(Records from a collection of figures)
________
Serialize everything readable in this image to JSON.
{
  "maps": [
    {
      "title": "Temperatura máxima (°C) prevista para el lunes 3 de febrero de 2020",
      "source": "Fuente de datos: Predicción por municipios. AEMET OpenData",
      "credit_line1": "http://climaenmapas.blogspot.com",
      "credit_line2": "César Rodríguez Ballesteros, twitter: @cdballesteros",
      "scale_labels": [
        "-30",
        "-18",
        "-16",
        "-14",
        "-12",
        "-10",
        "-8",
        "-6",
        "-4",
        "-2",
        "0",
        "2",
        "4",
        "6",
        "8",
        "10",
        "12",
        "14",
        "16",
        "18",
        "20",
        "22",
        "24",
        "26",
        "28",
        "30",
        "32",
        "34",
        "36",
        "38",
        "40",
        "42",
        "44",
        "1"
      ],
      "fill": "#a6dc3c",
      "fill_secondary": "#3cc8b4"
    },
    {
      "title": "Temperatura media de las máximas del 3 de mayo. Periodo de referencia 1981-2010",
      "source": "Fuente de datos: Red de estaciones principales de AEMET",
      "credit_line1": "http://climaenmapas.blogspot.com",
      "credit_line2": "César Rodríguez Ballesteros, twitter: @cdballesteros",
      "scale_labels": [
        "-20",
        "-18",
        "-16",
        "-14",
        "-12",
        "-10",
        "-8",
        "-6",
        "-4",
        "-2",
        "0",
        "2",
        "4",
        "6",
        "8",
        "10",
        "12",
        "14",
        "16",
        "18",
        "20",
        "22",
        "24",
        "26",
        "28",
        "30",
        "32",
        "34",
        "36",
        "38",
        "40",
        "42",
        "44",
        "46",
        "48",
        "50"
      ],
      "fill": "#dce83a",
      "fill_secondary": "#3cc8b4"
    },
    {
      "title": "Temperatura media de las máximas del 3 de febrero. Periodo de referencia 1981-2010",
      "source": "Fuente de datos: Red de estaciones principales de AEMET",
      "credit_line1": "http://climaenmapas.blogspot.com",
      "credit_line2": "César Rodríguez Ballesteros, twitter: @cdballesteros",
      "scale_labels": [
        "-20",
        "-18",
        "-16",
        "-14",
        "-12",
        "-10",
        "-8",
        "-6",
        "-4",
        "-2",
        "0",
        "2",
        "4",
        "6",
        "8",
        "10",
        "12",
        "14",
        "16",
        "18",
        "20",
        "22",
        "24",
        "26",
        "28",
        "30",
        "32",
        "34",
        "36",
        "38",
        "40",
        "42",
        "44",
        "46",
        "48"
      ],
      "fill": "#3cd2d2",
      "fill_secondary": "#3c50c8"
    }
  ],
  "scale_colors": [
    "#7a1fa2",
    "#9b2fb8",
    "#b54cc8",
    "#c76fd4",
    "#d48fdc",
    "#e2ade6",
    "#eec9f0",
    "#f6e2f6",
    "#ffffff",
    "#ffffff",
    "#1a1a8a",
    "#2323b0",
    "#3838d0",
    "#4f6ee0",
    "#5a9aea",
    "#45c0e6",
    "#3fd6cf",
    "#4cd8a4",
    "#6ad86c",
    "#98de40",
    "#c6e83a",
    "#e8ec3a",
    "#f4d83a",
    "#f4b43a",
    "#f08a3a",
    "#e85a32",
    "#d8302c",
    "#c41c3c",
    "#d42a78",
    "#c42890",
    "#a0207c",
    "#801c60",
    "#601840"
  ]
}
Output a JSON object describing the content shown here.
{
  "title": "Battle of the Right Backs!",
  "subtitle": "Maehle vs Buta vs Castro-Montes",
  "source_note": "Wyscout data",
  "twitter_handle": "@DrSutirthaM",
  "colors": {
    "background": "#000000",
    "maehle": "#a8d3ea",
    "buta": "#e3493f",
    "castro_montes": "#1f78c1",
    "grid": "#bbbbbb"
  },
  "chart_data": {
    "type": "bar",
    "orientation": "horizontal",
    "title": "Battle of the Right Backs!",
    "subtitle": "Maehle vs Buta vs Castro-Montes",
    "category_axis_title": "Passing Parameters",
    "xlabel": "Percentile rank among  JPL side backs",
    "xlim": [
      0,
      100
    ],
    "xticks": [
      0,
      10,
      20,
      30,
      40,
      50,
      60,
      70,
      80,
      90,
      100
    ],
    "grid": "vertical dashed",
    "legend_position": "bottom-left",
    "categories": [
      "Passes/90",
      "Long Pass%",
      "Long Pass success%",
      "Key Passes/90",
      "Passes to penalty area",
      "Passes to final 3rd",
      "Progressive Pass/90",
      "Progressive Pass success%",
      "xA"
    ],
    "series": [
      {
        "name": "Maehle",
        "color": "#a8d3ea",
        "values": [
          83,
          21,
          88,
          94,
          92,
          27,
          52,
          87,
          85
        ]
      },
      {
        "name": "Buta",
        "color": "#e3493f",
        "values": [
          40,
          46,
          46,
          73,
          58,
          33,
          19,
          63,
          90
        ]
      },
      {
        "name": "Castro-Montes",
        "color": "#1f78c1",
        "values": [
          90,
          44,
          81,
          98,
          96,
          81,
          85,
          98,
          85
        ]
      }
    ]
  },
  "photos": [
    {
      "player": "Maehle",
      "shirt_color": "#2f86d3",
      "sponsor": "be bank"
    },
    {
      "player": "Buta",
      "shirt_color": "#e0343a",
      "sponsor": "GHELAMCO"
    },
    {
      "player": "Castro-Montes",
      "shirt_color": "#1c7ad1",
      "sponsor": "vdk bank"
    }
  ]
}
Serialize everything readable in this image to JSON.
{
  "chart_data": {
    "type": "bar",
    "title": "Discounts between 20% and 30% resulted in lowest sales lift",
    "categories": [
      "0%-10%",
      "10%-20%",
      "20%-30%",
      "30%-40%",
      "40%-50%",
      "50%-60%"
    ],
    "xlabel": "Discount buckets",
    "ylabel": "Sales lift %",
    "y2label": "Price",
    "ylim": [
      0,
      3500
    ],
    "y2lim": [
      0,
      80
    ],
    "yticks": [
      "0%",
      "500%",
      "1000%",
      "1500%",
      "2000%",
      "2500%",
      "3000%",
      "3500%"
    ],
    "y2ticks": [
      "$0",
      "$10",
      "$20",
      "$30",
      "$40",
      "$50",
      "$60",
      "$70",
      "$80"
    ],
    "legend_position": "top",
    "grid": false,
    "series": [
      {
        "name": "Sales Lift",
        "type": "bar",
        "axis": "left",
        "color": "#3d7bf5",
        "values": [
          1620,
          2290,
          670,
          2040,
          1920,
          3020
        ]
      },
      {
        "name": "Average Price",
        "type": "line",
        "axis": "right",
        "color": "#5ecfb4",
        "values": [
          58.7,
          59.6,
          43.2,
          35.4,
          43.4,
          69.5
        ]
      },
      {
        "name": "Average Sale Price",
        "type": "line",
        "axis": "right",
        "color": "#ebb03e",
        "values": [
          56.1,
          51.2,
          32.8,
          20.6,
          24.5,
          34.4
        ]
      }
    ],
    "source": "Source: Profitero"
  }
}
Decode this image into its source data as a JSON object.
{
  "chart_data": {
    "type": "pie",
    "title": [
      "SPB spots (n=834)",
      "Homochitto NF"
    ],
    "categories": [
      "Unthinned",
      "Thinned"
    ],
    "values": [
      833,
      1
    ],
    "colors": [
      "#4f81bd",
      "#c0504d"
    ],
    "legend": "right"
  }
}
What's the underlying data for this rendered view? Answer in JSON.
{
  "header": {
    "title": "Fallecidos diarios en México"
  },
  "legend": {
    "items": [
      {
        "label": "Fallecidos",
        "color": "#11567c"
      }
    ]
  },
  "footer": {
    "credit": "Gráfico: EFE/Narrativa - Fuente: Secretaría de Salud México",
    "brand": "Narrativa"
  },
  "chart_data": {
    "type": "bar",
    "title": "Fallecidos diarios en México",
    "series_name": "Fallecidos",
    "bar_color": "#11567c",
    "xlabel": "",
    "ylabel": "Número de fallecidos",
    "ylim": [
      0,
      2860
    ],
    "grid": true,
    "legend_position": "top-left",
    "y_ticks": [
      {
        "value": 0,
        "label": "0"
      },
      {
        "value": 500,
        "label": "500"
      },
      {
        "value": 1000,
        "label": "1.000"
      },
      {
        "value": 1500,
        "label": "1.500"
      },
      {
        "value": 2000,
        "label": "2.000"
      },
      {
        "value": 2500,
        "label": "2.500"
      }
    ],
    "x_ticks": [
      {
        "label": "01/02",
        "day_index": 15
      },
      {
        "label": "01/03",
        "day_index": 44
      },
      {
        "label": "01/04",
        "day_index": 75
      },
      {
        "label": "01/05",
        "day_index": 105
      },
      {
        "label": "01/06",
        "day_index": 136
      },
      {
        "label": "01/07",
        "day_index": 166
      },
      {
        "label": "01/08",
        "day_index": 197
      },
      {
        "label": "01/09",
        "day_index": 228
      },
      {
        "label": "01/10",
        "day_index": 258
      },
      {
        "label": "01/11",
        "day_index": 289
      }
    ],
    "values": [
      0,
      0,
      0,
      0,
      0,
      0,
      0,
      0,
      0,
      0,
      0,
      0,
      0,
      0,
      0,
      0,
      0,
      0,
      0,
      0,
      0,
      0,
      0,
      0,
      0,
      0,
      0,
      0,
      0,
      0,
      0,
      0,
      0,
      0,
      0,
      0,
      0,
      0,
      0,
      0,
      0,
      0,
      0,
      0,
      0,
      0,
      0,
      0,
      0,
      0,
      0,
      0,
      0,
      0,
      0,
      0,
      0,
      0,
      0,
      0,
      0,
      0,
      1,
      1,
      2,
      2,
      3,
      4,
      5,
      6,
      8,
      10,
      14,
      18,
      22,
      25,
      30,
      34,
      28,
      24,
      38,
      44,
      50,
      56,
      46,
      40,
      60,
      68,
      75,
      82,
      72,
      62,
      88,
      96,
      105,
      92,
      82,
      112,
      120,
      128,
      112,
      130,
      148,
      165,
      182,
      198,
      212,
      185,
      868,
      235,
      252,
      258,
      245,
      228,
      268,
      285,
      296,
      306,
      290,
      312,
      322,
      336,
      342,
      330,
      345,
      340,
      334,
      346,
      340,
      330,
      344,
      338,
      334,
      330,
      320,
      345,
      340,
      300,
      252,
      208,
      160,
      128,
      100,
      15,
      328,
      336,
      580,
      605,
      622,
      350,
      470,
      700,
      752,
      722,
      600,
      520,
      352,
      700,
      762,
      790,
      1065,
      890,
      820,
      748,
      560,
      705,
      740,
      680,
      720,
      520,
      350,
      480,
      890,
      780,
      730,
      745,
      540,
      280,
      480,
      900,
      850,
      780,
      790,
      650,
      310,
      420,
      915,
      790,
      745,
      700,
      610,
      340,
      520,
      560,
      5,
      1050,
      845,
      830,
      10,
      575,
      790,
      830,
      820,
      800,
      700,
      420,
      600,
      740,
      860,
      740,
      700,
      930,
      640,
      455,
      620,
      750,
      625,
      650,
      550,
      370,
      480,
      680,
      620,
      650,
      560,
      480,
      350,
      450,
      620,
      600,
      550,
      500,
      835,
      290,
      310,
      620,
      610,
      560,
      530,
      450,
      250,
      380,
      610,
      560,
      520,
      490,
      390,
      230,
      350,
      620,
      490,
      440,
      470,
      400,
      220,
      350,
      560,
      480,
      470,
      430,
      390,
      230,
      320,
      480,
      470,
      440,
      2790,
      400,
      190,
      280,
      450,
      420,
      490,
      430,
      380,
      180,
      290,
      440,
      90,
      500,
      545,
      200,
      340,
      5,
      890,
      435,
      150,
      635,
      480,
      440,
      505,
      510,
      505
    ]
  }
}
________
**Written request**:
Which lines hold the word "subtitle"? Return all of them from the records above.

**Task response**:
  "subtitle": "Maehle vs Buta vs Castro-Montes",
    "subtitle": "Maehle vs Buta vs Castro-Montes",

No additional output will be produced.